Figure contents as structured data
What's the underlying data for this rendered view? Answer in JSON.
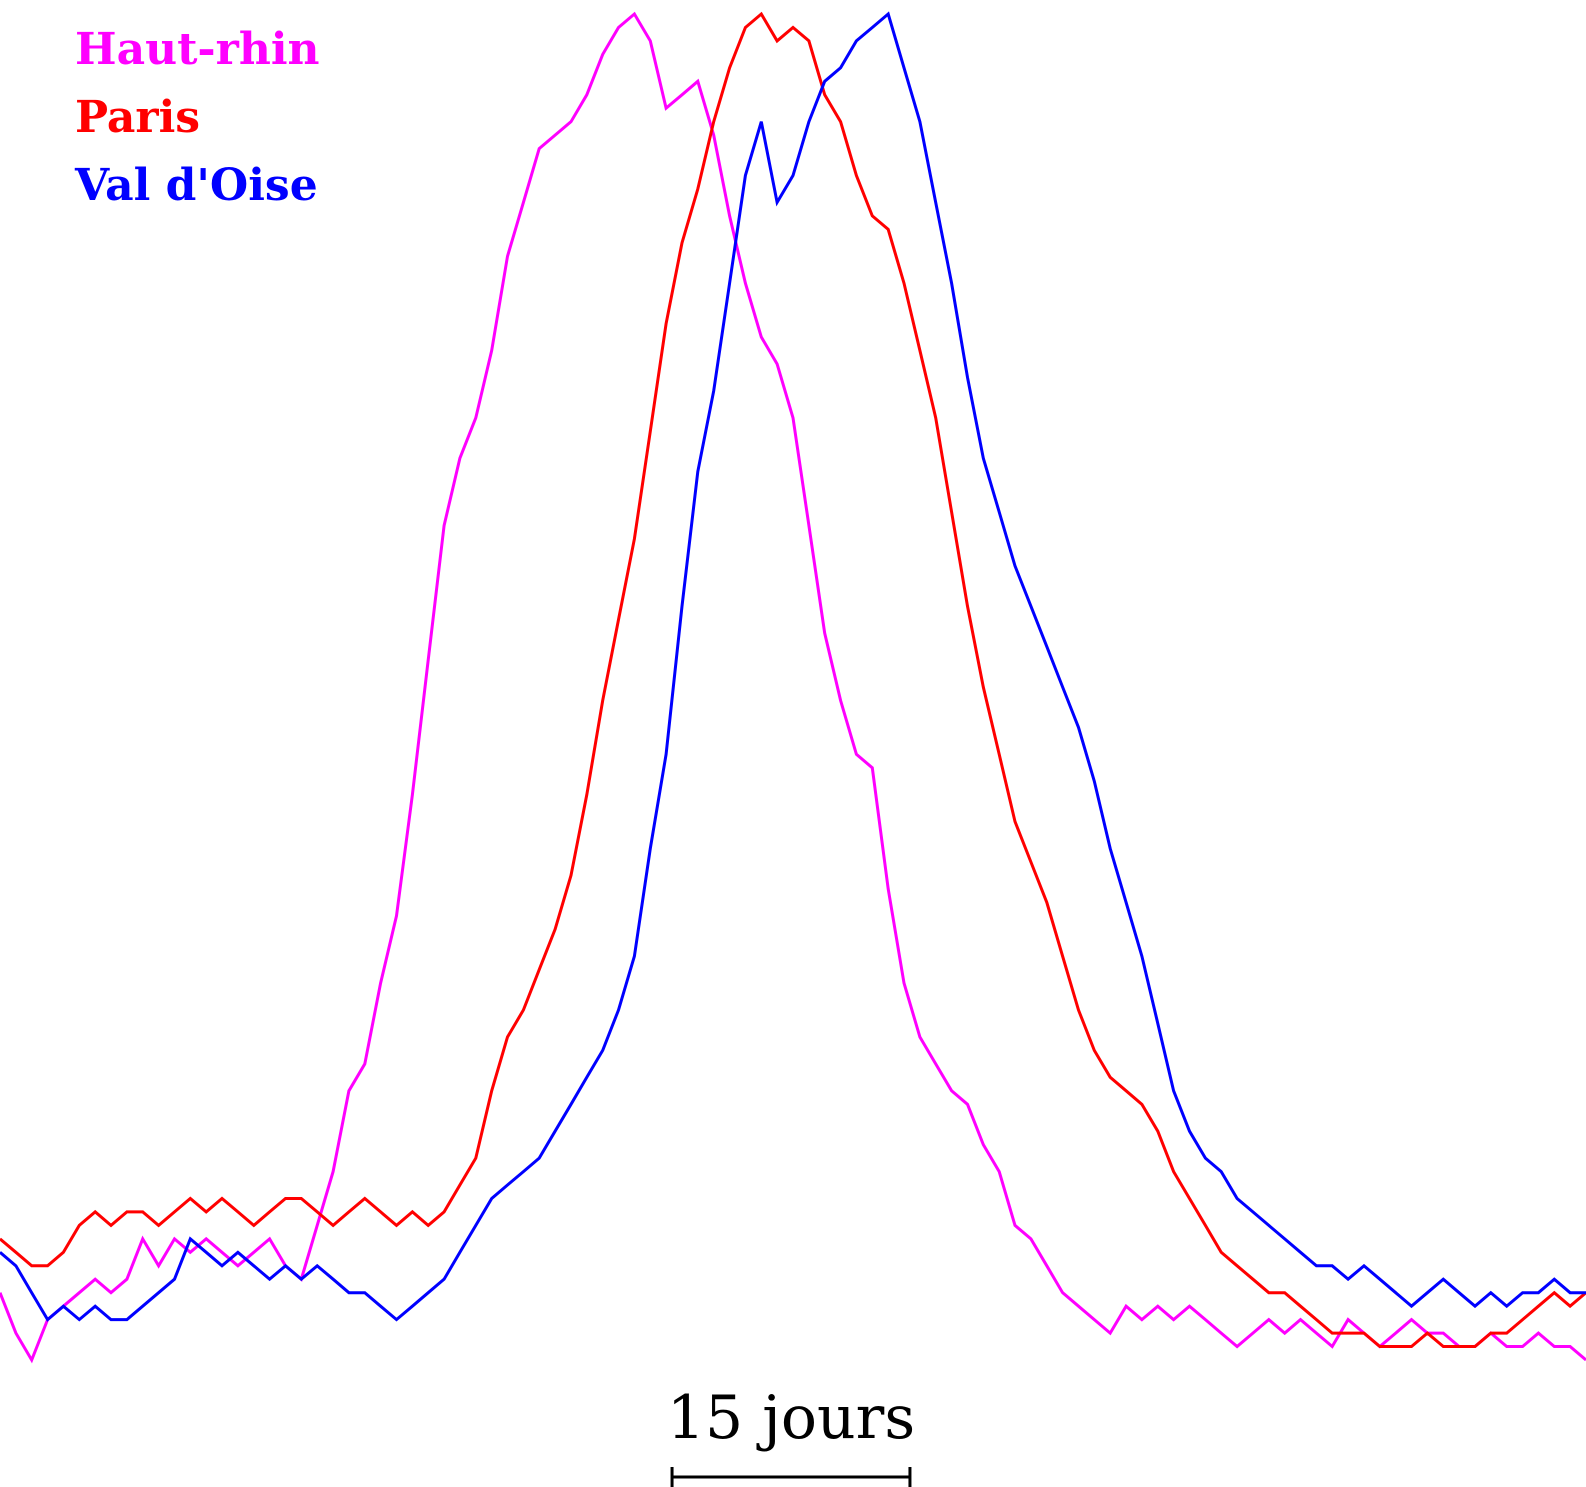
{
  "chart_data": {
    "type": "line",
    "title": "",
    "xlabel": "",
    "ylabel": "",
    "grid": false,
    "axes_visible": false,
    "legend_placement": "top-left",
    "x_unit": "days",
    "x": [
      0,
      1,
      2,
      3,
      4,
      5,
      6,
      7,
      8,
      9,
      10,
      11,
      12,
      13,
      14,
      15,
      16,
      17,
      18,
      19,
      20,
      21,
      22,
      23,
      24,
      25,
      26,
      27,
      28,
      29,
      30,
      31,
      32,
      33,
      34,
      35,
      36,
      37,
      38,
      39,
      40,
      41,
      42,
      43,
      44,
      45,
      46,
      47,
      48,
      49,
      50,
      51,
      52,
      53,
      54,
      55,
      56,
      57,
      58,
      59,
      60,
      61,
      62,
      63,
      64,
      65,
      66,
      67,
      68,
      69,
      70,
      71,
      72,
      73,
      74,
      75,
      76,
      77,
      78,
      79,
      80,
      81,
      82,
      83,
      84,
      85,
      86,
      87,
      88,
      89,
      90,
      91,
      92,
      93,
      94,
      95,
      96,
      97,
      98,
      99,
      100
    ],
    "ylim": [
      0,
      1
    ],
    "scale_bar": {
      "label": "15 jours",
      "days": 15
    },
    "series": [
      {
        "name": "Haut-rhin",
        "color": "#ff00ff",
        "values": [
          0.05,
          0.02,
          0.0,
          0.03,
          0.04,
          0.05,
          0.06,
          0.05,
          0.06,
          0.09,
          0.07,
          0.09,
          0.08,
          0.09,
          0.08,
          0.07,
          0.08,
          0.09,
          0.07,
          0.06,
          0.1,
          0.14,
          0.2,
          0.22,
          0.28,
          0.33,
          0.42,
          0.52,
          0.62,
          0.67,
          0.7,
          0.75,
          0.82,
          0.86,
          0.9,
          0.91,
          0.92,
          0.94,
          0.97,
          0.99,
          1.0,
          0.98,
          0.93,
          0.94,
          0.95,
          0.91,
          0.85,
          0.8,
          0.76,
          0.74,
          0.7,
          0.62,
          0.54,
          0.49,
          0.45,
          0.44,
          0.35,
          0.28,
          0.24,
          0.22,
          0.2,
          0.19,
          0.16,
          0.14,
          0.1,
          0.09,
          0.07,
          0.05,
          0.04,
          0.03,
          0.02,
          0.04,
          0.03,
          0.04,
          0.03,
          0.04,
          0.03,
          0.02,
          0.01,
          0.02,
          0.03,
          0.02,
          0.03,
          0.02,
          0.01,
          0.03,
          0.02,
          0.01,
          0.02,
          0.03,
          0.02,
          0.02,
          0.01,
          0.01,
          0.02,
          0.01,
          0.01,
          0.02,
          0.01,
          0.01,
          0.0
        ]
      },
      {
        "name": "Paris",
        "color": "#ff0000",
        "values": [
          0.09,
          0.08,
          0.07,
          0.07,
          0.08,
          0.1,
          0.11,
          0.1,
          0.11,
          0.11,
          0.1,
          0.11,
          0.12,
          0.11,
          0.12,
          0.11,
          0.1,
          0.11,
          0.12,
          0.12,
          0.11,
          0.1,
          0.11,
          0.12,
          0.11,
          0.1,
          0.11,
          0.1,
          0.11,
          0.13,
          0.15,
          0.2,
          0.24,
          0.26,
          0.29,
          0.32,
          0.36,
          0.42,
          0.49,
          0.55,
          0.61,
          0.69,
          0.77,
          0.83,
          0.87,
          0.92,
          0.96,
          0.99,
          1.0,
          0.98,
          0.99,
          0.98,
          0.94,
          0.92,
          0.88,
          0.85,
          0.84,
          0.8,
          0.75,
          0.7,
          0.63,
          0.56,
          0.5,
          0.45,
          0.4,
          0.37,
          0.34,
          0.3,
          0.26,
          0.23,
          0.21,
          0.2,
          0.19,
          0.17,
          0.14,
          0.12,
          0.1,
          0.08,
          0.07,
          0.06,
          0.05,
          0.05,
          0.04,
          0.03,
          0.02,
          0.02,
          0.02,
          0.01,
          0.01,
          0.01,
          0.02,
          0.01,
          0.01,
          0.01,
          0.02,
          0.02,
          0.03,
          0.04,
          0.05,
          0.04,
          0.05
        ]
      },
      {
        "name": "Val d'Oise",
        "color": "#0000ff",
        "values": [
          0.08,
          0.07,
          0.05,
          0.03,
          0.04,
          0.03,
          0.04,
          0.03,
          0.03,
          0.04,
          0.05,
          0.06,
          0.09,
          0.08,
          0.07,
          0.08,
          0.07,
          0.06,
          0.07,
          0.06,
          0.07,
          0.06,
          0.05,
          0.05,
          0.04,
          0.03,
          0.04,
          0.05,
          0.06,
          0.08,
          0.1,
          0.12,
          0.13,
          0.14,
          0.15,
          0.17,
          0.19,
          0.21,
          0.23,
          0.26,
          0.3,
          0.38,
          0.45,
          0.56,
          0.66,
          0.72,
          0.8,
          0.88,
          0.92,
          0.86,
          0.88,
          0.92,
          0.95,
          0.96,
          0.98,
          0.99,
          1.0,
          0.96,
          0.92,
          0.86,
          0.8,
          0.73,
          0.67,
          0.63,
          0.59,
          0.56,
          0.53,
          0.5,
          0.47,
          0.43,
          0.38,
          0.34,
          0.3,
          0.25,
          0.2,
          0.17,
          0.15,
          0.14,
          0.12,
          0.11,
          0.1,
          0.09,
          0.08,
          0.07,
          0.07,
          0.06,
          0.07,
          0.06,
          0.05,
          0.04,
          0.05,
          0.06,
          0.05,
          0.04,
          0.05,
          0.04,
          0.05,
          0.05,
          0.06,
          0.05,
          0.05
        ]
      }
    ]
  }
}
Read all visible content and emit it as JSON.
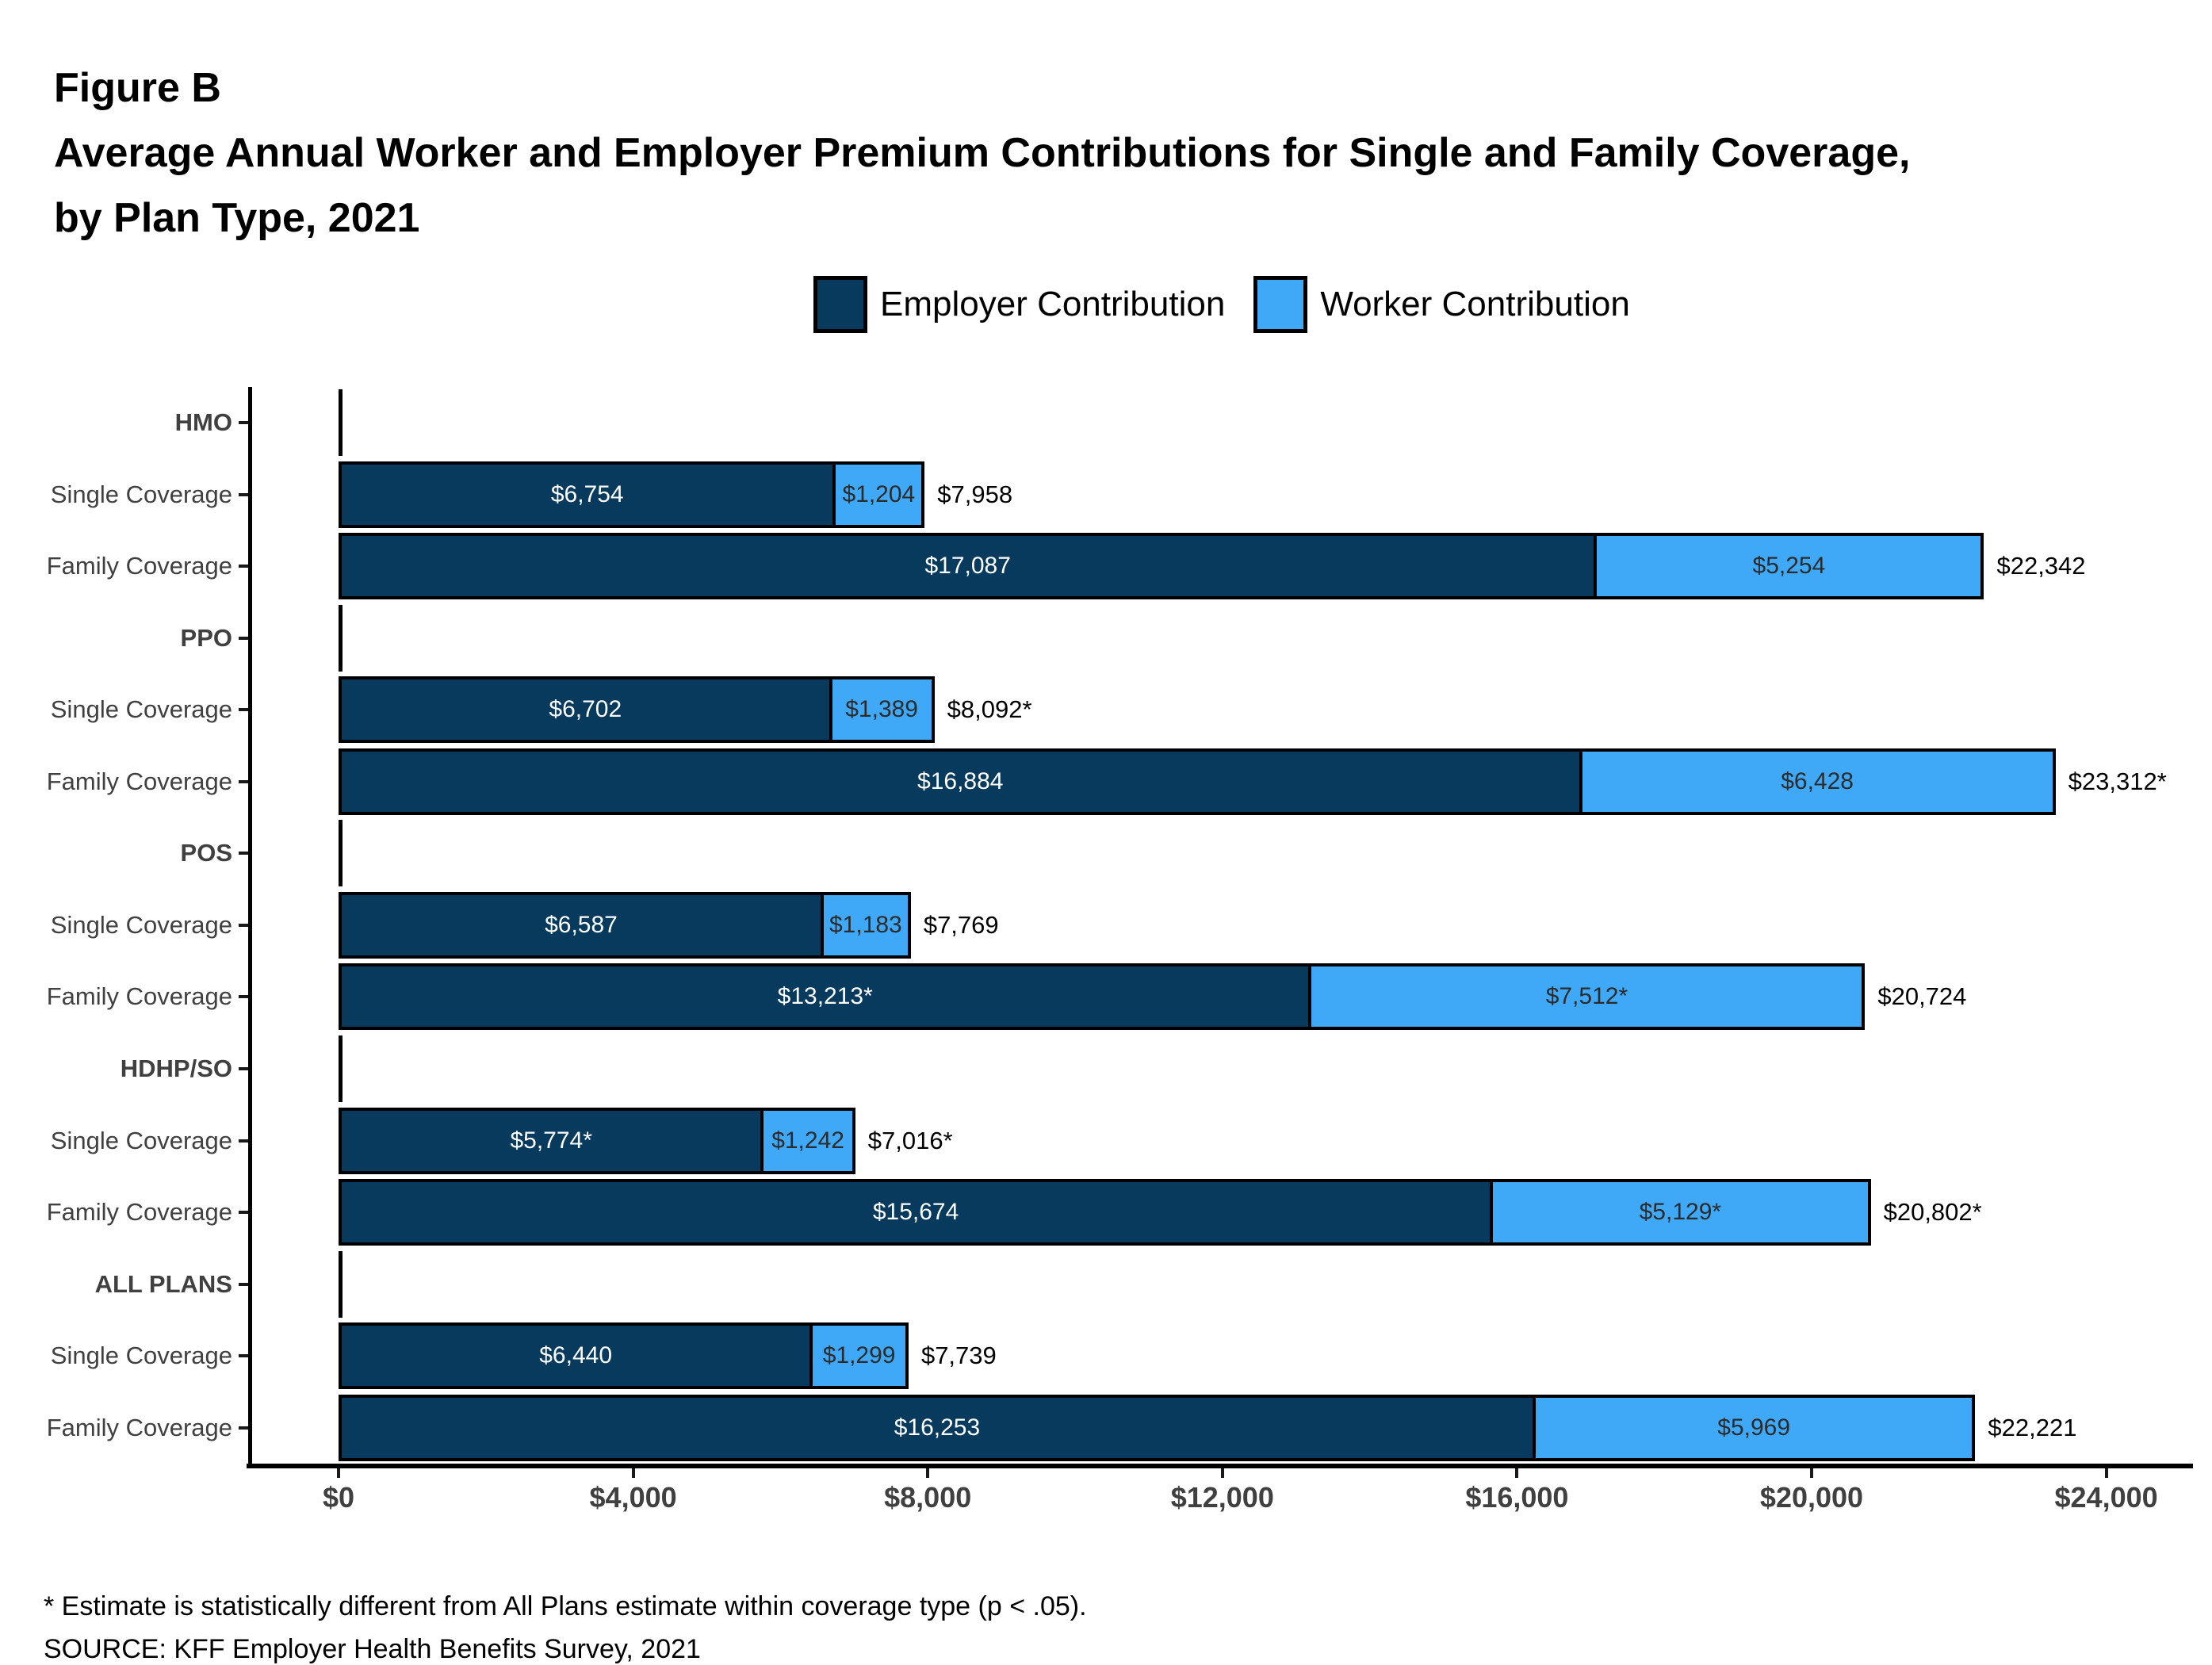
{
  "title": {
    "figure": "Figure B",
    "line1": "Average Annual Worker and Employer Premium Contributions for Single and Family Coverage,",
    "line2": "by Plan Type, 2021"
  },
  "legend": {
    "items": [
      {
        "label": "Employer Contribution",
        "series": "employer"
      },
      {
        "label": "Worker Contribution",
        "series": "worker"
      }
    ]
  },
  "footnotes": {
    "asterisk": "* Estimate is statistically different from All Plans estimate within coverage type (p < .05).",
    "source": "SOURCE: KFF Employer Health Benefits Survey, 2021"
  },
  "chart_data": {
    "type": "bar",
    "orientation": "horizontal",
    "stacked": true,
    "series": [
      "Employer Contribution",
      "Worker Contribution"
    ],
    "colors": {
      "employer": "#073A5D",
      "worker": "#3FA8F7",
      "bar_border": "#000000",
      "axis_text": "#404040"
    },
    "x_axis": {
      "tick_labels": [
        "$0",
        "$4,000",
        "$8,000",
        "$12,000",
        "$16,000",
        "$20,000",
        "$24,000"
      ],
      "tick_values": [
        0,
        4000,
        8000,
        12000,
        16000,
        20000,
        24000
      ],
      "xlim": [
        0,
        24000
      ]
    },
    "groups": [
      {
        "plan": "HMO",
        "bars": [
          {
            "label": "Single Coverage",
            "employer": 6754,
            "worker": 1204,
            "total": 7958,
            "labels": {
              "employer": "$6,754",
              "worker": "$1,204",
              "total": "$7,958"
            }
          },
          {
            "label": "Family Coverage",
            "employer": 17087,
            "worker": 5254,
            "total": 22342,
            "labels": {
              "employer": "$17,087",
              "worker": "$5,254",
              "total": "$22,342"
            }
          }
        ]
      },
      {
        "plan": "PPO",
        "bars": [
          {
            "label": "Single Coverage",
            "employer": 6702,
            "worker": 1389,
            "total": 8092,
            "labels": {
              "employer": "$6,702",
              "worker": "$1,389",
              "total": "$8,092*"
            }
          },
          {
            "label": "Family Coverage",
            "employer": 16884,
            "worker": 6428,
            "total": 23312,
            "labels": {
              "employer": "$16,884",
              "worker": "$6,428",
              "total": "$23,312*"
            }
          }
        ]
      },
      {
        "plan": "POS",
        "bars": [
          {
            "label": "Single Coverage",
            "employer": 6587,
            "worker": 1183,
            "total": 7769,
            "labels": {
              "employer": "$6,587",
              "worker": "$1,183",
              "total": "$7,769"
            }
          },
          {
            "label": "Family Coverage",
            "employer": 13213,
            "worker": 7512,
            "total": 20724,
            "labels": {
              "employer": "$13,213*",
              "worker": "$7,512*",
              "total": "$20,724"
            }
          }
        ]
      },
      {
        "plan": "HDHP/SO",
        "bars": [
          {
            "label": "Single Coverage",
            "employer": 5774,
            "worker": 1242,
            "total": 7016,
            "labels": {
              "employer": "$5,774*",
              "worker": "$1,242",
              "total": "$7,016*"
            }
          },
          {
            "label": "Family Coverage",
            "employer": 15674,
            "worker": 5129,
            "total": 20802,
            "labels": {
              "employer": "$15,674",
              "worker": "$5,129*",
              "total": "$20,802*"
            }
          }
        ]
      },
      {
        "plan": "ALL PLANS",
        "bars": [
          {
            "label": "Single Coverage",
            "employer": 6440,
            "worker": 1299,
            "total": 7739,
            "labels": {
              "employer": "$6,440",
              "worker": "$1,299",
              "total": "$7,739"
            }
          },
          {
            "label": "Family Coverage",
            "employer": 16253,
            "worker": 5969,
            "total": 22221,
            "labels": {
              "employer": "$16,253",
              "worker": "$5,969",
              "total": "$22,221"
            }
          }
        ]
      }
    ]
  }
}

WORK TO DO: Show every line of the listing in which the string "JSON" can be found.

OUTPUT:
What's the underlying data for this rendered view? Answer in JSON.
Read all visible content and emit it as JSON.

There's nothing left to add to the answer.